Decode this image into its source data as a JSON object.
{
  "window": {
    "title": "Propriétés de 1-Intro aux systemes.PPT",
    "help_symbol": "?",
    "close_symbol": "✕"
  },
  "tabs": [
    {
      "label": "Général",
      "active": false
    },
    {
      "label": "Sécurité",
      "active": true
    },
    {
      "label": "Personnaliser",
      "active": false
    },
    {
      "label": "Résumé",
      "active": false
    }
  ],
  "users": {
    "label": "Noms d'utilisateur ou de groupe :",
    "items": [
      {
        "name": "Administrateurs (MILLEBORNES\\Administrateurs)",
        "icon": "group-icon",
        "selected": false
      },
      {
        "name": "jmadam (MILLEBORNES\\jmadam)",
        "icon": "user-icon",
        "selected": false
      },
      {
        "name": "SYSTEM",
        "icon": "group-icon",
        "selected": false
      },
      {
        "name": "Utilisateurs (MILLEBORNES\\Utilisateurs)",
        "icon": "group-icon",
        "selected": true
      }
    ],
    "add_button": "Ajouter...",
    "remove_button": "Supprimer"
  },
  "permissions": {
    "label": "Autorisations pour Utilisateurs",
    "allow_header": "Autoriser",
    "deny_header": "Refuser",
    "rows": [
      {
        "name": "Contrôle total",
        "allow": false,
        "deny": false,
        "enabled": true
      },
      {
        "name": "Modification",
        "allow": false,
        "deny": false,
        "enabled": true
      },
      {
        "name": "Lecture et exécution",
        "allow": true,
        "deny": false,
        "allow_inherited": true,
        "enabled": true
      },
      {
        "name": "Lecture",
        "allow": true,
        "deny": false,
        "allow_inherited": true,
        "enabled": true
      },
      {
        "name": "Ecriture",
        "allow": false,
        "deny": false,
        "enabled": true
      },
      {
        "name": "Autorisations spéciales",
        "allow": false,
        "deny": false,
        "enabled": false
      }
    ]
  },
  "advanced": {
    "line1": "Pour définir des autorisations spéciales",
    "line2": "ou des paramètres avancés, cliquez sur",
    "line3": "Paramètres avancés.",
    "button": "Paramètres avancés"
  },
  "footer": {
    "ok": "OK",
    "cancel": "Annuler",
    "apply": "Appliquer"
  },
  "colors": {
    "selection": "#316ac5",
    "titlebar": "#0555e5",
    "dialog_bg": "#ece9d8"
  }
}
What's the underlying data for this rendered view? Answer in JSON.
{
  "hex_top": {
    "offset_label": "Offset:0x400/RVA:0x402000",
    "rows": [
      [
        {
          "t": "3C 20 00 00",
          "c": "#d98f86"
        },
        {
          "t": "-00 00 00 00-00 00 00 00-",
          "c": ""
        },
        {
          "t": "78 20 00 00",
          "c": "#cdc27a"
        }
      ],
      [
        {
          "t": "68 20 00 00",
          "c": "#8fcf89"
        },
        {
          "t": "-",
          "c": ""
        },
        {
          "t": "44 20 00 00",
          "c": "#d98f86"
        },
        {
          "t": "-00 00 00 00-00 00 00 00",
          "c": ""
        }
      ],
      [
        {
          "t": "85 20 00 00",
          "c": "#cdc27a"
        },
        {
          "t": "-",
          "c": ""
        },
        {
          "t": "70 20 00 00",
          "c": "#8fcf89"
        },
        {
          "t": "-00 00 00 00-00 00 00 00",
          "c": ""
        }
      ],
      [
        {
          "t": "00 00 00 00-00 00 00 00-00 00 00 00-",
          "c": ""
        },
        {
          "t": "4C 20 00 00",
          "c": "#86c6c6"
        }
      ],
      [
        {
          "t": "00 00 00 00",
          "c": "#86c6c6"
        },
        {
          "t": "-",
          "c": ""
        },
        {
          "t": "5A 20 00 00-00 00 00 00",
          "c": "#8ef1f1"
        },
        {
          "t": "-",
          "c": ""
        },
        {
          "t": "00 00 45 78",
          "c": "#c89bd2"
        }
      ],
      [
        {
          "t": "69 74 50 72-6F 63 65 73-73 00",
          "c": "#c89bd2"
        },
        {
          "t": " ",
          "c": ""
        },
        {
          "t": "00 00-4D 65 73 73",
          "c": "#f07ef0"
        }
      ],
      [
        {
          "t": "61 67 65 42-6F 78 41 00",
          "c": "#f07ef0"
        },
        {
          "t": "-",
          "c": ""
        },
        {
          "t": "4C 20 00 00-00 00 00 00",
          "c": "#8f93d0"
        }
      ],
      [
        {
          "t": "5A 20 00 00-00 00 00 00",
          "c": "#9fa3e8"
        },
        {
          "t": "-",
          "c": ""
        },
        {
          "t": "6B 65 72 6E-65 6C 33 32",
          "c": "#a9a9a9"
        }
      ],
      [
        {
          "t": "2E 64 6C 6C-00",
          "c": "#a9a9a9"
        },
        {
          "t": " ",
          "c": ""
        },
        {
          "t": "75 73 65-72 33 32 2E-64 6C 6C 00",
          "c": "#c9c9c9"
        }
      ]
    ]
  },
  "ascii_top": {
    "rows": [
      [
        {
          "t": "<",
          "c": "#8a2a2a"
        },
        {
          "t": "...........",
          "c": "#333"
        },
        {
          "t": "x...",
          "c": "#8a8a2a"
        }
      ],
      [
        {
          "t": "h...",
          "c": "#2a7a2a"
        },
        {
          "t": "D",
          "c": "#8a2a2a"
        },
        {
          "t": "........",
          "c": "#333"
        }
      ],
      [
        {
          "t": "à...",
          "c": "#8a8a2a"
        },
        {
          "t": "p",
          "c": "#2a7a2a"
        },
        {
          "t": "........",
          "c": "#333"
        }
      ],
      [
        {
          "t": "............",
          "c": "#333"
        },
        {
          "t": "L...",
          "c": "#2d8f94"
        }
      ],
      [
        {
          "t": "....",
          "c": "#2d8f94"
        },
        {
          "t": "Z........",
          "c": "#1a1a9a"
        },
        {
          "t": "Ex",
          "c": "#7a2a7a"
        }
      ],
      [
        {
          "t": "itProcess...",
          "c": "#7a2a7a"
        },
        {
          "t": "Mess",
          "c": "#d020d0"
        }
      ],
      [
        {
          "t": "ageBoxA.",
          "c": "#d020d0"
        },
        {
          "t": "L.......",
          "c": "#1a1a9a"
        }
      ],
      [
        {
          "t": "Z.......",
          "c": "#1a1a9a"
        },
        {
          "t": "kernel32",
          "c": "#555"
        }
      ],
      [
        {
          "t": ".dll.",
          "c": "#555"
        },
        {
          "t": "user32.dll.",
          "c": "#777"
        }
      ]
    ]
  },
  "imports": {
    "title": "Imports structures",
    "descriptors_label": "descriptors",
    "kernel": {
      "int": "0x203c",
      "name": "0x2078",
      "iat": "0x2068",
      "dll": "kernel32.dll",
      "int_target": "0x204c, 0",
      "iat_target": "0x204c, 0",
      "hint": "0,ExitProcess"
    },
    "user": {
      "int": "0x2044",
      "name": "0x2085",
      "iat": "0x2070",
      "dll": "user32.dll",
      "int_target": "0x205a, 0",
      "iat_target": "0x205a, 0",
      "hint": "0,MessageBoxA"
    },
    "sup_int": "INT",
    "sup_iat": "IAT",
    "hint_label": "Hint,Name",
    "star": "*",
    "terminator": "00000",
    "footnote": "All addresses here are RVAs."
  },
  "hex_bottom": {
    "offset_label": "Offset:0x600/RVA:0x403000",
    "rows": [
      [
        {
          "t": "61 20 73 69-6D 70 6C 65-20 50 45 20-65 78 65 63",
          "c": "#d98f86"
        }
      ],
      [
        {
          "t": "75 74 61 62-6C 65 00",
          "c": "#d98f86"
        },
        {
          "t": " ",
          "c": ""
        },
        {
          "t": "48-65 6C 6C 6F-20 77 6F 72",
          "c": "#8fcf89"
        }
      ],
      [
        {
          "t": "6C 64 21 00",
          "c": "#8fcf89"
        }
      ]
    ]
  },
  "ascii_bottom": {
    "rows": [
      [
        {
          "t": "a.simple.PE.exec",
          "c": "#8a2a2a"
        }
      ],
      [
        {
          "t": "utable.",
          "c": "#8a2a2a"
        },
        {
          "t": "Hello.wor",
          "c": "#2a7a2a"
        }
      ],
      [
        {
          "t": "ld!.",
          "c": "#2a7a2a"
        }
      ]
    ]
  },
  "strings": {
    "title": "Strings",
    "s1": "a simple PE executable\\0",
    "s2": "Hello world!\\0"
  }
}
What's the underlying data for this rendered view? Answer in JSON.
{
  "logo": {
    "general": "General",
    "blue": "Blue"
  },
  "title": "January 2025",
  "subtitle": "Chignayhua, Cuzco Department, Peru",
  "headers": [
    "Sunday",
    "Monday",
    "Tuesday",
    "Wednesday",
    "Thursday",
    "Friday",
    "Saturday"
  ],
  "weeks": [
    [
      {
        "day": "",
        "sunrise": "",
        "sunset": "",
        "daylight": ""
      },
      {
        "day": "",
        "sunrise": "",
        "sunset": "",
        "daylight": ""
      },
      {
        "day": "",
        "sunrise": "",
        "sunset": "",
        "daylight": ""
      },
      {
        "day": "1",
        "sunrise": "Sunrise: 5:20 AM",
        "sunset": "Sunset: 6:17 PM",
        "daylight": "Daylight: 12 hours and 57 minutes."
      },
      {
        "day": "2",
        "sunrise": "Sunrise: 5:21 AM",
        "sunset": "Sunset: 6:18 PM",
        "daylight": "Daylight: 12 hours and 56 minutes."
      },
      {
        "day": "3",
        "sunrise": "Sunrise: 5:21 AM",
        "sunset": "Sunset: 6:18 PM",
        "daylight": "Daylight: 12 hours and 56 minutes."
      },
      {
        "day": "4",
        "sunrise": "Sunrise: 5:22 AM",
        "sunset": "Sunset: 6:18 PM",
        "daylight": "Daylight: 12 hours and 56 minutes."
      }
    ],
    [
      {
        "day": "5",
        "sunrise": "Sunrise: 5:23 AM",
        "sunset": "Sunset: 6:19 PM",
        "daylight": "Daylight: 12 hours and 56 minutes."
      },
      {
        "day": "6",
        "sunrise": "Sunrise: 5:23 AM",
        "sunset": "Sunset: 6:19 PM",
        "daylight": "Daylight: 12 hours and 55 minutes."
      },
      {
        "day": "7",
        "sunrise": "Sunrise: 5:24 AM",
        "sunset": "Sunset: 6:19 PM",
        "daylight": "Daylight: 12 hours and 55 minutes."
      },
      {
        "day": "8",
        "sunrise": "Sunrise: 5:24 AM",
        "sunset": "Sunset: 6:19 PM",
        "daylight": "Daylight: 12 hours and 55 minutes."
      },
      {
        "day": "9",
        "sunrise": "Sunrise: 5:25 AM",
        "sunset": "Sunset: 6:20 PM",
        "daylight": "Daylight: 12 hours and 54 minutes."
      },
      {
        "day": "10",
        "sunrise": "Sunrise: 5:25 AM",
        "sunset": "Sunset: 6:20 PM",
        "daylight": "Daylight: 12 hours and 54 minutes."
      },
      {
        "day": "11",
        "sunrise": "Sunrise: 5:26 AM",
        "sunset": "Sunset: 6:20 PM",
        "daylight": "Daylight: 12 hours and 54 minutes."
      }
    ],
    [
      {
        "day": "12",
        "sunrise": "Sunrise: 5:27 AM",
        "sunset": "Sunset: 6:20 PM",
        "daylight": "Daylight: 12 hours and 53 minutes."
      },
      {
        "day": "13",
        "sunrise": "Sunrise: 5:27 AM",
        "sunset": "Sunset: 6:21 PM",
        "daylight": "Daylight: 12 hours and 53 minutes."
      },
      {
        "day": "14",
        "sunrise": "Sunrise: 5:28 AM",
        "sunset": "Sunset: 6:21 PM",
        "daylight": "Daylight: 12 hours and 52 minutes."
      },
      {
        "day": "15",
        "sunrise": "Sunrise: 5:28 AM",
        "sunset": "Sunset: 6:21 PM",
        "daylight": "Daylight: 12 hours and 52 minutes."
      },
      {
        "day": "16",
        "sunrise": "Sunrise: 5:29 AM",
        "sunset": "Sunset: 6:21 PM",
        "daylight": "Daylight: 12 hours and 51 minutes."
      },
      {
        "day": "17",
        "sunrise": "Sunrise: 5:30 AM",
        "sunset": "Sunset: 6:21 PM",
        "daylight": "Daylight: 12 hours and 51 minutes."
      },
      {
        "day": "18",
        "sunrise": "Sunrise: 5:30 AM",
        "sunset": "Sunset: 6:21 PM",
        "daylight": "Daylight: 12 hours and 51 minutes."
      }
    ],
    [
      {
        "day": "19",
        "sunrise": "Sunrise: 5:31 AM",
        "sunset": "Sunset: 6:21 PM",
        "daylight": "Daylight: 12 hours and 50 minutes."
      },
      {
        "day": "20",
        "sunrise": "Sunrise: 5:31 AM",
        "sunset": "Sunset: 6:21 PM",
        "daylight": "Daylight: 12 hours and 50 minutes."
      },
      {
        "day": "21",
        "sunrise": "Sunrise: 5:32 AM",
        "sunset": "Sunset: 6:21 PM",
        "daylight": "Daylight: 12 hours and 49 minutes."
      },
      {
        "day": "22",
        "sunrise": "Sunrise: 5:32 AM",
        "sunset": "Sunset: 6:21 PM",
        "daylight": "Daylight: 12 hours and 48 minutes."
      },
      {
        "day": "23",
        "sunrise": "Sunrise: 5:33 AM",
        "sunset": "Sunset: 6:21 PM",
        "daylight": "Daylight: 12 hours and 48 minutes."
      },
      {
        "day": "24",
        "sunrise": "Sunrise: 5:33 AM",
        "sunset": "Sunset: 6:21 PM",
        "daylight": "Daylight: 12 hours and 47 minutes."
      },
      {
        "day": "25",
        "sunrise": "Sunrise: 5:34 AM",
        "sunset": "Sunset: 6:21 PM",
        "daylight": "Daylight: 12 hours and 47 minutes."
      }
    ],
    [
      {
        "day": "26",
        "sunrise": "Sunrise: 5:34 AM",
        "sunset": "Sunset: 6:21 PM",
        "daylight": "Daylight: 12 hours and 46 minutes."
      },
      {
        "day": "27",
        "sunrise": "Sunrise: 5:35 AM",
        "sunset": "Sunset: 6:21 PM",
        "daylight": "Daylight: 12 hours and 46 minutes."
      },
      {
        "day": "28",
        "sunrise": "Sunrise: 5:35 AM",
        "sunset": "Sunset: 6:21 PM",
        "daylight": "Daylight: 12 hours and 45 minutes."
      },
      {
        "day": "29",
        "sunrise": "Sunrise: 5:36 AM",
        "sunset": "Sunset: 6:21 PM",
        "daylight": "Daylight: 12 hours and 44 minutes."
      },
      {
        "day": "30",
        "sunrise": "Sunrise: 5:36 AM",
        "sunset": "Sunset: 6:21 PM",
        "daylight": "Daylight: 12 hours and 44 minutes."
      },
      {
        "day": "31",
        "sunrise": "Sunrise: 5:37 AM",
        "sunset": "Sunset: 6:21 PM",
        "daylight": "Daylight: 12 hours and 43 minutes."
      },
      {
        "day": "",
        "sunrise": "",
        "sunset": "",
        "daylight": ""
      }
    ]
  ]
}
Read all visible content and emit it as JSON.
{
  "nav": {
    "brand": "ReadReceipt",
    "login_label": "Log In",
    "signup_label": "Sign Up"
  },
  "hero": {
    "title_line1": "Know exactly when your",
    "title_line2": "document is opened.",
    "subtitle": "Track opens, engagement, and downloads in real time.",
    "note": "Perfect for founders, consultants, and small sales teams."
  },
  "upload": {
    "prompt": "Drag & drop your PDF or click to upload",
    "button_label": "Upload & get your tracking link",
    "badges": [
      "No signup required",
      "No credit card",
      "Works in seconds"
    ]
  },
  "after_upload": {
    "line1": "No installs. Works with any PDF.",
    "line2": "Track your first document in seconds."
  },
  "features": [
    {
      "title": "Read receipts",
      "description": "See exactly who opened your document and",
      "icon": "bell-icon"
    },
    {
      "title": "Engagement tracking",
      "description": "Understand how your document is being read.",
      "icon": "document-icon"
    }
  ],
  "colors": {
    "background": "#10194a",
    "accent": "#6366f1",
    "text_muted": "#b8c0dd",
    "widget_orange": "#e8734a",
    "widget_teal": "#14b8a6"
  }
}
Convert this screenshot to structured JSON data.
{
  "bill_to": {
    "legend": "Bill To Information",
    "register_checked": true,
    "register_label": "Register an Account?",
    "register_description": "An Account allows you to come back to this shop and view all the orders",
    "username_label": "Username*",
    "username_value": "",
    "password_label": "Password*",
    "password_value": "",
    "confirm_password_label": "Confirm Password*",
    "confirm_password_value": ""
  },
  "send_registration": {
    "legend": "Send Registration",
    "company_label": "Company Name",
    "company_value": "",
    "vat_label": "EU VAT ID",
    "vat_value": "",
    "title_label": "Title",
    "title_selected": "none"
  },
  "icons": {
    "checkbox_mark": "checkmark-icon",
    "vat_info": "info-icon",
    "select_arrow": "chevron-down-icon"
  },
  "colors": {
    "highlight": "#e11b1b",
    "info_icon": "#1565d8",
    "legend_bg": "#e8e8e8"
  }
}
──────────────────────────────
[Work to be completed]
Locate the line with "Convert this screenshot" in the entries above; extract it and every line after it, verbatim.

[Response]
Convert this screenshot to structured JSON data.
{
  "bill_to": {
    "legend": "Bill To Information",
    "register_checked": true,
    "register_label": "Register an Account?",
    "register_description": "An Account allows you to come back to this shop and view all the orders",
    "username_label": "Username*",
    "username_value": "",
    "password_label": "Password*",
    "password_value": "",
    "confirm_password_label": "Confirm Password*",
    "confirm_password_value": ""
  },
  "send_registration": {
    "legend": "Send Registration",
    "company_label": "Company Name",
    "company_value": "",
    "vat_label": "EU VAT ID",
    "vat_value": "",
    "title_label": "Title",
    "title_selected": "none"
  },
  "icons": {
    "checkbox_mark": "checkmark-icon",
    "vat_info": "info-icon",
    "select_arrow": "chevron-down-icon"
  },
  "colors": {
    "highlight": "#e11b1b",
    "info_icon": "#1565d8",
    "legend_bg": "#e8e8e8"
  }
}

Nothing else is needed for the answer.